Given text: Begin

1. Wines of Balance: This is a term coined as a knee-jerk reaction to the high-alcohol levels in some Calif wines, particularly PinotNoirs. Somm Raj Parr is maybe the primary proponent of this movement, featuring tastings of wines, primarily PinotNoir and Chard, that are more "balanced". Two yrs ago, there was a seminar up in Sebastapol before RhoneRangers that featured Syrahs of Balance. However, IMHO, the term "wines of balance" has become nothing but a code word for wines of lower alcohol. This is not that difficult to achieve. You just harvest grapes from vnyds that exist in very cold areas, or you simply harvest the grapes earlier, at lower sugar levels (assuming you are focused on making "natural" wines, w/o watering back or RO). It's all pretty simple.
But alcohol in only one component of "balance" in a wine. You can find wines that are lower in alcohol, yet still display a hot/fumey/overripe character. You can find wines that are low in alcohol but have such a strident/screechy acidity that "balance" is the last thing they represent. The Ridge Jimsomare '09 is a seamless/well-constructed/ polished Zinfandel that is the epitome of "balance". Crissakes...it's 15.7%...how can you call that a wine of "balance"?? You can find Syrahs that are low in alcohol, yet have such tannic/extraction levels that "balance" is the last thing that comes to mind. True, (maybe) with age they will come into "balance".

Given text: End
Record extracts: Begin

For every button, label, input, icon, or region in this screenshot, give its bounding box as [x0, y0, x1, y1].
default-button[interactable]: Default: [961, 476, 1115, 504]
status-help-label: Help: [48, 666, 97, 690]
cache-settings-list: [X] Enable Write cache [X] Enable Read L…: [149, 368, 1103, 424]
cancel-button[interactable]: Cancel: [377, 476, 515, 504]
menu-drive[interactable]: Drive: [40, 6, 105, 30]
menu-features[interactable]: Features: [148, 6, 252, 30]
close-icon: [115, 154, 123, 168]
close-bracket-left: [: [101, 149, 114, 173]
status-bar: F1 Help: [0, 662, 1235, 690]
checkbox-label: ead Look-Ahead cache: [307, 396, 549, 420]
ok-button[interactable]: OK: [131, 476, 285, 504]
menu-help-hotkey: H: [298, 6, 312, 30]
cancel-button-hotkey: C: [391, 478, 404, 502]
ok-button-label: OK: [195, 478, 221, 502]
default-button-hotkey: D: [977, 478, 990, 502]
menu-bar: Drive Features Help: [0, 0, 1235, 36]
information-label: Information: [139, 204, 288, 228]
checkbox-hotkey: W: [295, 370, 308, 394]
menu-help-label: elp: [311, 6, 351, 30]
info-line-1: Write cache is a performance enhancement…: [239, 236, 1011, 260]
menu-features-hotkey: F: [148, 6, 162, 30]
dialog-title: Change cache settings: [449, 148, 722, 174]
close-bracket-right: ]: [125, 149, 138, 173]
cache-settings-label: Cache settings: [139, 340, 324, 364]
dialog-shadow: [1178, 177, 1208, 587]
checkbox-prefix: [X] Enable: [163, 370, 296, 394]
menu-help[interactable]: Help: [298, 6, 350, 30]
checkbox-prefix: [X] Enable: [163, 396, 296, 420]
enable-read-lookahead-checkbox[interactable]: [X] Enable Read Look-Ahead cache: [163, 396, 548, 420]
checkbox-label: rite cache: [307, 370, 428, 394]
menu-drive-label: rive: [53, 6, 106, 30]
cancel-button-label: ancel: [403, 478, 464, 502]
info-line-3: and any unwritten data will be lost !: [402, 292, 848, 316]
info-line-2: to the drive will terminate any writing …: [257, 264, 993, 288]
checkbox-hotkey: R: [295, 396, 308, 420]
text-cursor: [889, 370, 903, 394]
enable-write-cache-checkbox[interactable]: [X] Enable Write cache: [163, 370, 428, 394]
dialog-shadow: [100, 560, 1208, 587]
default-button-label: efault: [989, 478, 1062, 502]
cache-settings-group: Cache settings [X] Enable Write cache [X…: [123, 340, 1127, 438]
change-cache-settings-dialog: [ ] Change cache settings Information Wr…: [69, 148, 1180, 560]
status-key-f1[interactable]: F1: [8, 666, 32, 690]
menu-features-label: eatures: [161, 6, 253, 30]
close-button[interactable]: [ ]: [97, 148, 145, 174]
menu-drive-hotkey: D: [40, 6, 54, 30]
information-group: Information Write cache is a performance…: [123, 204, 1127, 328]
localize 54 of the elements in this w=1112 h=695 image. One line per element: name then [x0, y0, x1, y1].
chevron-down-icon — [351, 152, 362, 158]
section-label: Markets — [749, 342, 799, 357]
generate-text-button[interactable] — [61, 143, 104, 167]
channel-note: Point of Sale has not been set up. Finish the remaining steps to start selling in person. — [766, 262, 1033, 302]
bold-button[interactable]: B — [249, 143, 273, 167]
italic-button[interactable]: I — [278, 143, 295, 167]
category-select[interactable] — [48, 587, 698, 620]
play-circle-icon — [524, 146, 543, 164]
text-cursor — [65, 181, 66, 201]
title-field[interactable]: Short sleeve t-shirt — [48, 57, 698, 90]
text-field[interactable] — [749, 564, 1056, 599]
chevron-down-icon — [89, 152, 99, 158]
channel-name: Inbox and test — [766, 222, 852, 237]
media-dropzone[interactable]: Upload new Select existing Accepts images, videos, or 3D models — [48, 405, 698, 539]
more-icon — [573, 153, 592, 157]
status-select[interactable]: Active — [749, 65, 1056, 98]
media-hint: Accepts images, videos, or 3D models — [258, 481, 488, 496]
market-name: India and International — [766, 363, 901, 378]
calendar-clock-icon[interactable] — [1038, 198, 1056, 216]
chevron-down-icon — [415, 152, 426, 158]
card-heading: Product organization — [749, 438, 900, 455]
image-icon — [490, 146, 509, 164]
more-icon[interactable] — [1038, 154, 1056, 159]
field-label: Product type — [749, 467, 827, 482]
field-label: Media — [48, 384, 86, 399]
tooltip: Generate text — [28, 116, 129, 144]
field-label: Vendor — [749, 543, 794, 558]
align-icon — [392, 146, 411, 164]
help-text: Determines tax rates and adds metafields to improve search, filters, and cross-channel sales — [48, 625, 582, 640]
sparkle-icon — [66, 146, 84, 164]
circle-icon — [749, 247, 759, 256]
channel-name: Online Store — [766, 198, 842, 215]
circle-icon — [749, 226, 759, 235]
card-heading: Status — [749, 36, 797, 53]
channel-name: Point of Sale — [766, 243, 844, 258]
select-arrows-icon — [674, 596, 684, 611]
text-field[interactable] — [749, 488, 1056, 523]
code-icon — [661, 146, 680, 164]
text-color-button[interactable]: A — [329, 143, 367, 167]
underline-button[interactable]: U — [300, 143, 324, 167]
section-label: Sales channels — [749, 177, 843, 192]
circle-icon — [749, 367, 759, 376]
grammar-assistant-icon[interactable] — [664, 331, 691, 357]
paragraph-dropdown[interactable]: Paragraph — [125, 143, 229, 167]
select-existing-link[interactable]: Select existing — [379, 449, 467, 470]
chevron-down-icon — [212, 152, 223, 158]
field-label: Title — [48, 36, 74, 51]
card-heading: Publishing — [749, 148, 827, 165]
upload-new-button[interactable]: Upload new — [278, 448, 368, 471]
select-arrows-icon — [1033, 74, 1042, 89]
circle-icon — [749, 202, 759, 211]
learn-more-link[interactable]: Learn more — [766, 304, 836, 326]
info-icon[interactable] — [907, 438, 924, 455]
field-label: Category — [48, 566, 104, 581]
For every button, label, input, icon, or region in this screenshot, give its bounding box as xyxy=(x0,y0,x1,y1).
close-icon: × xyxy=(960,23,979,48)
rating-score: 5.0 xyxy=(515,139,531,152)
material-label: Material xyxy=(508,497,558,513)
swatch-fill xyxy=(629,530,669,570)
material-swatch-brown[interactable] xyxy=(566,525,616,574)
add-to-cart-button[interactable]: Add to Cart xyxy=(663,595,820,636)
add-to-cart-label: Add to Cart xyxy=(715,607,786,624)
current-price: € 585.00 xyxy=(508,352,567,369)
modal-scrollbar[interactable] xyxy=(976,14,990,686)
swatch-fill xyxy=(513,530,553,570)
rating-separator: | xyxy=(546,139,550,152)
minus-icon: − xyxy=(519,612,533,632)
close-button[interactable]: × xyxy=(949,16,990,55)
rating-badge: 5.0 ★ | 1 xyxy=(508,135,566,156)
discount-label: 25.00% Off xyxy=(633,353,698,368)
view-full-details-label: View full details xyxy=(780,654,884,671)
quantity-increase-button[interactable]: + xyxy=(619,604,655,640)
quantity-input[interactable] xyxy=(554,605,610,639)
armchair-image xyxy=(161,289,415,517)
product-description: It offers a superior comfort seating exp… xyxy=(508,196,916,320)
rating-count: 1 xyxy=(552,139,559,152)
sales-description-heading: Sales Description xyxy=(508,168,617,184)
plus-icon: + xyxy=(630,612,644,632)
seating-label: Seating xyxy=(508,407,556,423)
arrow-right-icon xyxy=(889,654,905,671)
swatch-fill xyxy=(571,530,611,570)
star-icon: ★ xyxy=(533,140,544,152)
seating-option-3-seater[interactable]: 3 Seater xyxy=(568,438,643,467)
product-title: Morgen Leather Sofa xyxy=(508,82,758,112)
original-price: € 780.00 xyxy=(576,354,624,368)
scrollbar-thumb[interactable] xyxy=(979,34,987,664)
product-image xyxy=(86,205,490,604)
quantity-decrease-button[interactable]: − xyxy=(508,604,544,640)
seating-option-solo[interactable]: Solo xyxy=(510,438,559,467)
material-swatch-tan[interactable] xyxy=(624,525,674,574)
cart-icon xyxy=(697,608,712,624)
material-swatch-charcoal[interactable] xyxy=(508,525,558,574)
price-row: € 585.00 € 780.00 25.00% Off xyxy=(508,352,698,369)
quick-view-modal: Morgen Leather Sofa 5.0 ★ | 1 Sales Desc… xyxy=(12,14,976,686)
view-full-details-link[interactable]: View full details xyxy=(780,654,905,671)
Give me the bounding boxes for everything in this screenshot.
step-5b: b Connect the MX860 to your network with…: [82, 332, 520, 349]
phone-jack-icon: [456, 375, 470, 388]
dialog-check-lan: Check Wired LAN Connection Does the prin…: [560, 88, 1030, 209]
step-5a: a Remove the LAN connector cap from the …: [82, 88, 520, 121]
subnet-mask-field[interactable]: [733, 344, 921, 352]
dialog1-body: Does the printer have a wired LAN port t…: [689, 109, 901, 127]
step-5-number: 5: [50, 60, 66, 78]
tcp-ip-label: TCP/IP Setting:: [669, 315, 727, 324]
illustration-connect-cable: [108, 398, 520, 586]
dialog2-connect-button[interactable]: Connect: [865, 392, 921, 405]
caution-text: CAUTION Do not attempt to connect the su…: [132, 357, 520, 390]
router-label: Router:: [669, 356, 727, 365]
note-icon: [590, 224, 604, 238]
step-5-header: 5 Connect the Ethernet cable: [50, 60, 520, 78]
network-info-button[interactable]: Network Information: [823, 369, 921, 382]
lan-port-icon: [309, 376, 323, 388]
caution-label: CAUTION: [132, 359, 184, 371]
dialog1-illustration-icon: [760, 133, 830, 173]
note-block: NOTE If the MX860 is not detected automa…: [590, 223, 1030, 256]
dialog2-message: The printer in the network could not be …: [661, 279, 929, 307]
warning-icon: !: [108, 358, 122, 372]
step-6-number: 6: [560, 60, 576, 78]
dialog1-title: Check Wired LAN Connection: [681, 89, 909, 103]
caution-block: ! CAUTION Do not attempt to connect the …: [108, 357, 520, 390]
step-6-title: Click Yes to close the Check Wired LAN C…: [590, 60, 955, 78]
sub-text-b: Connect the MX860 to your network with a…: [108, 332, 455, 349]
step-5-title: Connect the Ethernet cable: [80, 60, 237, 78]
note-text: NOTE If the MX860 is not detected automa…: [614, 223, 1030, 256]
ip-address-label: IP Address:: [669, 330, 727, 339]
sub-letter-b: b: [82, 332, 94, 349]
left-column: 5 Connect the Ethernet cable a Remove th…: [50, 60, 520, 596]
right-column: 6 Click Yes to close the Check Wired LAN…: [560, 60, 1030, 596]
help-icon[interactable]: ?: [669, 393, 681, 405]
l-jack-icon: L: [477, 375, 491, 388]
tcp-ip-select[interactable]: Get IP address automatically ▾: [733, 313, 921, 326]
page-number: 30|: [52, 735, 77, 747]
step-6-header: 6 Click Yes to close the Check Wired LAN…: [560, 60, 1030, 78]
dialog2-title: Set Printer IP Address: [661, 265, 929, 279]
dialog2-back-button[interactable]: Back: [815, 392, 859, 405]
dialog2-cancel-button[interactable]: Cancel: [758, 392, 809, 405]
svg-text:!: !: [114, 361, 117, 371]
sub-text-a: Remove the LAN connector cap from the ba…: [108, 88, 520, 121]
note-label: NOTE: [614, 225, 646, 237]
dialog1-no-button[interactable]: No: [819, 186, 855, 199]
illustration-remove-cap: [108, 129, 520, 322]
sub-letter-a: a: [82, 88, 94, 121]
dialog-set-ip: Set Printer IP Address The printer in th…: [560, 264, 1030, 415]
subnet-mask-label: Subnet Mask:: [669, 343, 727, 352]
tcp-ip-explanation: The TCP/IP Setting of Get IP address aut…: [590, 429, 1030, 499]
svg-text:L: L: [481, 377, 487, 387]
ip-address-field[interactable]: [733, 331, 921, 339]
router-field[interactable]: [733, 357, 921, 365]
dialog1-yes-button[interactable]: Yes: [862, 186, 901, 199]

Record extracts: End

> Assignment 1: Which grape varieties does the text on wines of balance name? List every one.
> Assignment 2: Can you continue the text on wines of balance, picking up right after its last sentence?

> Task result 1:
- PinotNoir
- Chard
- Syrah
- Zinfandel

> Task result 2:
Anyway, wines of "balance", like "natural", are damnably tough to define. Unless you arbitrarily define them, as RajParr does, as wines below a xx.xx% level of alcohol. This tableau of wines was assembled to be such a collection of wines of "balance", featuring some wineries who make a great hoo-haw of making wines of "balance". The scores placed on the wines are the RajParr 100-pt scale of "balance", with 100 being a wine in perfect balance and 0 being a wine whose balance is so out of whack it's undrinkable. Unlike Monktown attourneys, I am insufficiently prescient at predicting the RPBS at peak drinkability; so these scores only apply to the wines at this current point in time.
2. Roses: The D&G was made from very old-vine GrenacheGris. To get any color; they must have left the skins on for the full fermentation. This probably gave the wine the slight tannic bite it showed. Nonetheless, I thought it a quite nice rose.
The Bedrock was mightly impressive; one of the best roses I've had in a long time. It had an incredible cranberry spiciness to it that made it very refreshing to quaff in large quantities; a classic rose.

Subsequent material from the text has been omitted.